Exercise directions »
In the material below, identify each line bearing the word "actual". Reproduce those lines.

Dataset items:
· · · ·

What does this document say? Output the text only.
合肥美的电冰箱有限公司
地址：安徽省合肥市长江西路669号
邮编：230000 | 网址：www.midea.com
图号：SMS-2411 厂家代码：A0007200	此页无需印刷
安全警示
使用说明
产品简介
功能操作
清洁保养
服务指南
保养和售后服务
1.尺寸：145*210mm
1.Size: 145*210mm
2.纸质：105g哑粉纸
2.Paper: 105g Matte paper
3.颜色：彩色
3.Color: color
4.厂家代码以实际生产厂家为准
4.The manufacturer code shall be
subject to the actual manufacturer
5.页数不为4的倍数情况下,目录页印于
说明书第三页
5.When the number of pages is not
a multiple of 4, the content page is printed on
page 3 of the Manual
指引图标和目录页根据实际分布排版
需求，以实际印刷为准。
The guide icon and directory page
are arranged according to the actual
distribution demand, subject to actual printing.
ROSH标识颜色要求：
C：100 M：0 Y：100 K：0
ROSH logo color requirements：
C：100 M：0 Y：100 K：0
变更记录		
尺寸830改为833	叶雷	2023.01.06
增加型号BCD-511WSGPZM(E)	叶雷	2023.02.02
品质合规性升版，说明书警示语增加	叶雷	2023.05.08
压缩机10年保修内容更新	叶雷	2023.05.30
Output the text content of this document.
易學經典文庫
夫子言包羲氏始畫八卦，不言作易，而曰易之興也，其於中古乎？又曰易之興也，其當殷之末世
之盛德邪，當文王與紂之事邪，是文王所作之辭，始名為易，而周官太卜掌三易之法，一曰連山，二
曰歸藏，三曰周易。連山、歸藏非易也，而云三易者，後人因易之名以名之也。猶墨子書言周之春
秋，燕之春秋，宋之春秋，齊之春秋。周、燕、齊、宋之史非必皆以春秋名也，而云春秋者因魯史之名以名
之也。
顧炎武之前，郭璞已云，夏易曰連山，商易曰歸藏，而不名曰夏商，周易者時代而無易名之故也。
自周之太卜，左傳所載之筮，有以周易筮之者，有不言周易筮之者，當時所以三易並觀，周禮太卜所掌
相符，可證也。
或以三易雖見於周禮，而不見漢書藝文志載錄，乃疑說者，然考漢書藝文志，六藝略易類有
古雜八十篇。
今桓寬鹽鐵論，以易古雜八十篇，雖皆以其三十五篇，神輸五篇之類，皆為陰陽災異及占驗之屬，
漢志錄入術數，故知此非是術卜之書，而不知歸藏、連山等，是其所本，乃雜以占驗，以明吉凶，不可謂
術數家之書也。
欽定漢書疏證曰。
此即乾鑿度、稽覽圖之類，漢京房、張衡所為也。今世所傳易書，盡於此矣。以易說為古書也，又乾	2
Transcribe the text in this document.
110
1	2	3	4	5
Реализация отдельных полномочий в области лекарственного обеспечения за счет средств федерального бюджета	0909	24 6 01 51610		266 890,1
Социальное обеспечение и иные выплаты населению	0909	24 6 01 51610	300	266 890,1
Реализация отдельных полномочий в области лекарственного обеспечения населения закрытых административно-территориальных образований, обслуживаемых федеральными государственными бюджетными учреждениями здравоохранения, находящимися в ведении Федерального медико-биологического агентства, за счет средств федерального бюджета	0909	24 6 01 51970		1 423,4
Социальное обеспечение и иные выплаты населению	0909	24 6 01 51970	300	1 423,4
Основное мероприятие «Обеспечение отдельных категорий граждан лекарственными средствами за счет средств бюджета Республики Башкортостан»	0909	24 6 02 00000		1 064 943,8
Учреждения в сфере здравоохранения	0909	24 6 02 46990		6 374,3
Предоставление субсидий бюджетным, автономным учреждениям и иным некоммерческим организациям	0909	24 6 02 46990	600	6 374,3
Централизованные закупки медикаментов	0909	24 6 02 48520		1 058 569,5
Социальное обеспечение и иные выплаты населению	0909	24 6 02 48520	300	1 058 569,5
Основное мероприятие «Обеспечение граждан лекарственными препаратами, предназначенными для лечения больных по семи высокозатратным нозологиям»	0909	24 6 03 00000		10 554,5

· · · ·

Written reply »
subject to the actual manufacturer
are arranged according to the actual
distribution demand, subject to actual printing.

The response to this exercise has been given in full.